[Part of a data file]
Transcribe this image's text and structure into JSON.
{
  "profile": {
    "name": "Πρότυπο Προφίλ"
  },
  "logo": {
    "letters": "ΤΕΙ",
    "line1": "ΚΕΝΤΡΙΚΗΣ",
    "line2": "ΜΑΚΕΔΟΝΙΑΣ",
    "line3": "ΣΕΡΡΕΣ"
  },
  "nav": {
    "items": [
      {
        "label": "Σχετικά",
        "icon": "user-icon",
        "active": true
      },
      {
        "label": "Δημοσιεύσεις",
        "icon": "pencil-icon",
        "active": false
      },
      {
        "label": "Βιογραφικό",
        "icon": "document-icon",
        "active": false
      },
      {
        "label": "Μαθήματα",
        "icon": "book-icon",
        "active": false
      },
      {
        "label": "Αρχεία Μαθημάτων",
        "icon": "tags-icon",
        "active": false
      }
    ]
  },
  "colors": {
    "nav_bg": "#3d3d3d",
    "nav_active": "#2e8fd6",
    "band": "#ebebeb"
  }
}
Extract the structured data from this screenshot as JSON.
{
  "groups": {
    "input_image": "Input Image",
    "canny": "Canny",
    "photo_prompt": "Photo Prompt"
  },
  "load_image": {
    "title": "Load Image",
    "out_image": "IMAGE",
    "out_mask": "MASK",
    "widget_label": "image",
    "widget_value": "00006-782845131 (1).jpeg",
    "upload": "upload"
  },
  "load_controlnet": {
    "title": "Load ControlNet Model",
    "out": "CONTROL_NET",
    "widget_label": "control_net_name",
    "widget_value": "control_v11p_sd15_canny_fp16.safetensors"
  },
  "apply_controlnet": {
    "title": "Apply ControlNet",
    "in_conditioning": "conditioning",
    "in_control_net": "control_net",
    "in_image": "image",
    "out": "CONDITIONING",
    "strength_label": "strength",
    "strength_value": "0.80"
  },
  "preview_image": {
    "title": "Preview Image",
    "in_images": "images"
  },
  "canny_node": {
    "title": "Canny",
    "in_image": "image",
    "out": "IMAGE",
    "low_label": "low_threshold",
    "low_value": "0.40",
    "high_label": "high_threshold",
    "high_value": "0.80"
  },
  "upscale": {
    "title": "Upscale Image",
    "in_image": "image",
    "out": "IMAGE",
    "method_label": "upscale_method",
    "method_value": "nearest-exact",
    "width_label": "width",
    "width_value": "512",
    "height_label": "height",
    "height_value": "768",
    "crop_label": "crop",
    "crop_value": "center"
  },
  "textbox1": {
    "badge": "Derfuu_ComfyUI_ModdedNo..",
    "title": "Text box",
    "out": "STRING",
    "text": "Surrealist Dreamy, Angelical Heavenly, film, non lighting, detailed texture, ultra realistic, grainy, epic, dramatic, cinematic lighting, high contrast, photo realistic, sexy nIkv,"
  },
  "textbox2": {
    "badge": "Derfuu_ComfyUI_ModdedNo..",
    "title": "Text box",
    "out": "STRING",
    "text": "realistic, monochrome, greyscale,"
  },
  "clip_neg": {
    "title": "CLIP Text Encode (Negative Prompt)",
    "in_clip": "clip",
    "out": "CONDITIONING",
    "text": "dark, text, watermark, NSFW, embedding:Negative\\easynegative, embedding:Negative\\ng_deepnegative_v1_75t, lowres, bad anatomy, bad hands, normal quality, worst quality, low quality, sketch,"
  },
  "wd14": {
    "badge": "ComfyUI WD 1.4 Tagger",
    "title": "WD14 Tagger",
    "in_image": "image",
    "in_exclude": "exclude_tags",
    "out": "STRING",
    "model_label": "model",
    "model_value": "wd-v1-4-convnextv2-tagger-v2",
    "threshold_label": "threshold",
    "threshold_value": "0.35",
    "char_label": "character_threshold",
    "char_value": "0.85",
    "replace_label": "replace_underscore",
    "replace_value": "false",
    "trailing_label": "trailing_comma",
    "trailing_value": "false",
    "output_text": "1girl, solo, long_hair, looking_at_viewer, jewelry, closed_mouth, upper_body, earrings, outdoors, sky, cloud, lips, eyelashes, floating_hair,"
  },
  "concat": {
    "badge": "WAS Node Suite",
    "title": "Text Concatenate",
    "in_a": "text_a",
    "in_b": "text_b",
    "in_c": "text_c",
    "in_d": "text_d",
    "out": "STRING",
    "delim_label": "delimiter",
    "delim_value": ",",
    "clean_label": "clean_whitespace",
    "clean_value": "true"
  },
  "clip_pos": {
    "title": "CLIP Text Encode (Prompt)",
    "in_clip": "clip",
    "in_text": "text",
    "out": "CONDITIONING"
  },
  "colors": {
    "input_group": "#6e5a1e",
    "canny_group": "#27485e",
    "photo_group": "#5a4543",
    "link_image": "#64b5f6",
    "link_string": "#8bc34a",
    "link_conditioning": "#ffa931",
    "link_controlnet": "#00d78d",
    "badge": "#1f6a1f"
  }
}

§ **What you should do**:
Scan the material line by line and report each one that contains "title".

§ **Response to this exercise**:
    "title": "Load Image",
    "title": "Load ControlNet Model",
    "title": "Apply ControlNet",
    "title": "Preview Image",
    "title": "Canny",
    "title": "Upscale Image",
    "title": "Text box",
    "title": "Text box",
    "title": "CLIP Text Encode (Negative Prompt)",
    "title": "WD14 Tagger",
    "title": "Text Concatenate",
    "title": "CLIP Text Encode (Prompt)",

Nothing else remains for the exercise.